**The records:**
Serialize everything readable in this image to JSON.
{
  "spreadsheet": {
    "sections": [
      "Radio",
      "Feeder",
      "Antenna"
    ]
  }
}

**What you should do:** Extract the complete listing above, reproducing each line exactly.

**Response to the exercise:**
Serialize everything readable in this image to JSON.
{
  "spreadsheet": {
    "sections": [
      "Radio",
      "Feeder",
      "Antenna"
    ]
  }
}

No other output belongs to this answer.